Directions for this task ▸
Repeat exactly each line of the data provided below.

>>

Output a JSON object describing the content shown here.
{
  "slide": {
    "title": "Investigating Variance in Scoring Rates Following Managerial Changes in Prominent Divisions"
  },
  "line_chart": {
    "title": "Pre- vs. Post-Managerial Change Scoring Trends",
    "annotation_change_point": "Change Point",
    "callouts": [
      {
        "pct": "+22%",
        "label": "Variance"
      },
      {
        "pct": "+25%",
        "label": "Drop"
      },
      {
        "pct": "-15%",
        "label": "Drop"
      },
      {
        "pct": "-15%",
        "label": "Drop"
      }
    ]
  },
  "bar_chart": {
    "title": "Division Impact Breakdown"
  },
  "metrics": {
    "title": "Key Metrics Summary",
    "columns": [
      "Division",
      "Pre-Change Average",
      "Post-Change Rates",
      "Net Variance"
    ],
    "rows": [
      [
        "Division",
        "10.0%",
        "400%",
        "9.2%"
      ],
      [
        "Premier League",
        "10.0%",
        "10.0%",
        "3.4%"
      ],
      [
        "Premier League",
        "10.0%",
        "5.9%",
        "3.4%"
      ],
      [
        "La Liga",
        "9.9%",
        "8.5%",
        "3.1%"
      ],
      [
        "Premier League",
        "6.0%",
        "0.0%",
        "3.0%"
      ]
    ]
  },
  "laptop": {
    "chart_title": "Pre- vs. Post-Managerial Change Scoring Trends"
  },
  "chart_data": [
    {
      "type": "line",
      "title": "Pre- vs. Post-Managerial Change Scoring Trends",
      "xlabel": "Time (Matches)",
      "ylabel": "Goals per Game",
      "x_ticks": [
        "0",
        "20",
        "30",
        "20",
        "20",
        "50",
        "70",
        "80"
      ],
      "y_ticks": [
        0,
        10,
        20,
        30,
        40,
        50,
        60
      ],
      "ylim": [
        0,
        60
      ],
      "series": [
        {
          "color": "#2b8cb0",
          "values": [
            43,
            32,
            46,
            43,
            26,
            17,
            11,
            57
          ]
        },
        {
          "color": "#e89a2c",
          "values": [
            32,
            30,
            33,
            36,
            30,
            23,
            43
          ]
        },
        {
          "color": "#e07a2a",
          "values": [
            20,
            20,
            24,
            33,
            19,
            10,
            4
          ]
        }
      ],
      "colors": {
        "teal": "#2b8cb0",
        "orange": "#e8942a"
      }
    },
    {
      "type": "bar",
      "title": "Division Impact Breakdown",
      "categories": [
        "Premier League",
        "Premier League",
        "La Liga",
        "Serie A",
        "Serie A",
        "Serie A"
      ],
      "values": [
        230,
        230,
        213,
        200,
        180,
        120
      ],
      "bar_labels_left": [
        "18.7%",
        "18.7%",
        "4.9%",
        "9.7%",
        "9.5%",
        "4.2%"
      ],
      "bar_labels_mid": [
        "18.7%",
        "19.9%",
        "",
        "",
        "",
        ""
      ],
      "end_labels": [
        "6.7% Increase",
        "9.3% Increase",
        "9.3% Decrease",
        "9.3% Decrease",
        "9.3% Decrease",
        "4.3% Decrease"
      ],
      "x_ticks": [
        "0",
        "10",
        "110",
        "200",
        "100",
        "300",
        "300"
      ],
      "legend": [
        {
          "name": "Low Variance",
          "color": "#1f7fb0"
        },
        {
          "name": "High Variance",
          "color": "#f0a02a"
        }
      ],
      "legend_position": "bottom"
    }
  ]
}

<<

Answer to the exercise ▸
Output a JSON object describing the content shown here.
{
  "slide": {
    "title": "Investigating Variance in Scoring Rates Following Managerial Changes in Prominent Divisions"
  },
  "line_chart": {
    "title": "Pre- vs. Post-Managerial Change Scoring Trends",
    "annotation_change_point": "Change Point",
    "callouts": [
      {
        "pct": "+22%",
        "label": "Variance"
      },
      {
        "pct": "+25%",
        "label": "Drop"
      },
      {
        "pct": "-15%",
        "label": "Drop"
      },
      {
        "pct": "-15%",
        "label": "Drop"
      }
    ]
  },
  "bar_chart": {
    "title": "Division Impact Breakdown"
  },
  "metrics": {
    "title": "Key Metrics Summary",
    "columns": [
      "Division",
      "Pre-Change Average",
      "Post-Change Rates",
      "Net Variance"
    ],
    "rows": [
      [
        "Division",
        "10.0%",
        "400%",
        "9.2%"
      ],
      [
        "Premier League",
        "10.0%",
        "10.0%",
        "3.4%"
      ],
      [
        "Premier League",
        "10.0%",
        "5.9%",
        "3.4%"
      ],
      [
        "La Liga",
        "9.9%",
        "8.5%",
        "3.1%"
      ],
      [
        "Premier League",
        "6.0%",
        "0.0%",
        "3.0%"
      ]
    ]
  },
  "laptop": {
    "chart_title": "Pre- vs. Post-Managerial Change Scoring Trends"
  },
  "chart_data": [
    {
      "type": "line",
      "title": "Pre- vs. Post-Managerial Change Scoring Trends",
      "xlabel": "Time (Matches)",
      "ylabel": "Goals per Game",
      "x_ticks": [
        "0",
        "20",
        "30",
        "20",
        "20",
        "50",
        "70",
        "80"
      ],
      "y_ticks": [
        0,
        10,
        20,
        30,
        40,
        50,
        60
      ],
      "ylim": [
        0,
        60
      ],
      "series": [
        {
          "color": "#2b8cb0",
          "values": [
            43,
            32,
            46,
            43,
            26,
            17,
            11,
            57
          ]
        },
        {
          "color": "#e89a2c",
          "values": [
            32,
            30,
            33,
            36,
            30,
            23,
            43
          ]
        },
        {
          "color": "#e07a2a",
          "values": [
            20,
            20,
            24,
            33,
            19,
            10,
            4
          ]
        }
      ],
      "colors": {
        "teal": "#2b8cb0",
        "orange": "#e8942a"
      }
    },
    {
      "type": "bar",
      "title": "Division Impact Breakdown",
      "categories": [
        "Premier League",
        "Premier League",
        "La Liga",
        "Serie A",
        "Serie A",
        "Serie A"
      ],
      "values": [
        230,
        230,
        213,
        200,
        180,
        120
      ],
      "bar_labels_left": [
        "18.7%",
        "18.7%",
        "4.9%",
        "9.7%",
        "9.5%",
        "4.2%"
      ],
      "bar_labels_mid": [
        "18.7%",
        "19.9%",
        "",
        "",
        "",
        ""
      ],
      "end_labels": [
        "6.7% Increase",
        "9.3% Increase",
        "9.3% Decrease",
        "9.3% Decrease",
        "9.3% Decrease",
        "4.3% Decrease"
      ],
      "x_ticks": [
        "0",
        "10",
        "110",
        "200",
        "100",
        "300",
        "300"
      ],
      "legend": [
        {
          "name": "Low Variance",
          "color": "#1f7fb0"
        },
        {
          "name": "High Variance",
          "color": "#f0a02a"
        }
      ],
      "legend_position": "bottom"
    }
  ]
}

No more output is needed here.